(Saved entries)

+++

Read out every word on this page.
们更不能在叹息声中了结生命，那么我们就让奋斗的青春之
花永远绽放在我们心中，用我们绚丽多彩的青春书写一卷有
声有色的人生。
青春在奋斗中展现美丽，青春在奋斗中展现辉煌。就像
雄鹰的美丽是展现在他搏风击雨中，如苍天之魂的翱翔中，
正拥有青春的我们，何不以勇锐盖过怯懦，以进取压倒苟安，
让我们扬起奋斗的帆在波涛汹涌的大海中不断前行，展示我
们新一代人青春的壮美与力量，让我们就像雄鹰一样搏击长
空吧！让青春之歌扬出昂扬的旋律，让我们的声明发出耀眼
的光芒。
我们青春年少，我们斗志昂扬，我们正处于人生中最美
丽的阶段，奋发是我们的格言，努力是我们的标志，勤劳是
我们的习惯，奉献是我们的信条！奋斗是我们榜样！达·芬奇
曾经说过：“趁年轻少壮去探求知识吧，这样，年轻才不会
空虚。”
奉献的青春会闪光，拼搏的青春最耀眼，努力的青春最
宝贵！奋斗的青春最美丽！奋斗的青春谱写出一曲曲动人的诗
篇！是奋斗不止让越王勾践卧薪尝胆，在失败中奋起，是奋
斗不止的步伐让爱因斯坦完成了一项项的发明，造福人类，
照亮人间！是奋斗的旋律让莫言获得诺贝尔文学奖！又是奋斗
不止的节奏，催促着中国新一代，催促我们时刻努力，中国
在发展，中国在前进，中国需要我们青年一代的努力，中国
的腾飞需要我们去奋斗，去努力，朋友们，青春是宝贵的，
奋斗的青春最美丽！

+++

● **CHALLENGE**
Restate the data above word for word, please.

● **SOLUTION FOR THIS EXERCISE**
Read out every word on this page.
们更不能在叹息声中了结生命，那么我们就让奋斗的青春之
花永远绽放在我们心中，用我们绚丽多彩的青春书写一卷有
声有色的人生。
青春在奋斗中展现美丽，青春在奋斗中展现辉煌。就像
雄鹰的美丽是展现在他搏风击雨中，如苍天之魂的翱翔中，
正拥有青春的我们，何不以勇锐盖过怯懦，以进取压倒苟安，
让我们扬起奋斗的帆在波涛汹涌的大海中不断前行，展示我
们新一代人青春的壮美与力量，让我们就像雄鹰一样搏击长
空吧！让青春之歌扬出昂扬的旋律，让我们的声明发出耀眼
的光芒。
我们青春年少，我们斗志昂扬，我们正处于人生中最美
丽的阶段，奋发是我们的格言，努力是我们的标志，勤劳是
我们的习惯，奉献是我们的信条！奋斗是我们榜样！达·芬奇
曾经说过：“趁年轻少壮去探求知识吧，这样，年轻才不会
空虚。”
奉献的青春会闪光，拼搏的青春最耀眼，努力的青春最
宝贵！奋斗的青春最美丽！奋斗的青春谱写出一曲曲动人的诗
篇！是奋斗不止让越王勾践卧薪尝胆，在失败中奋起，是奋
斗不止的步伐让爱因斯坦完成了一项项的发明，造福人类，
照亮人间！是奋斗的旋律让莫言获得诺贝尔文学奖！又是奋斗
不止的节奏，催促着中国新一代，催促我们时刻努力，中国
在发展，中国在前进，中国需要我们青年一代的努力，中国
的腾飞需要我们去奋斗，去努力，朋友们，青春是宝贵的，
奋斗的青春最美丽！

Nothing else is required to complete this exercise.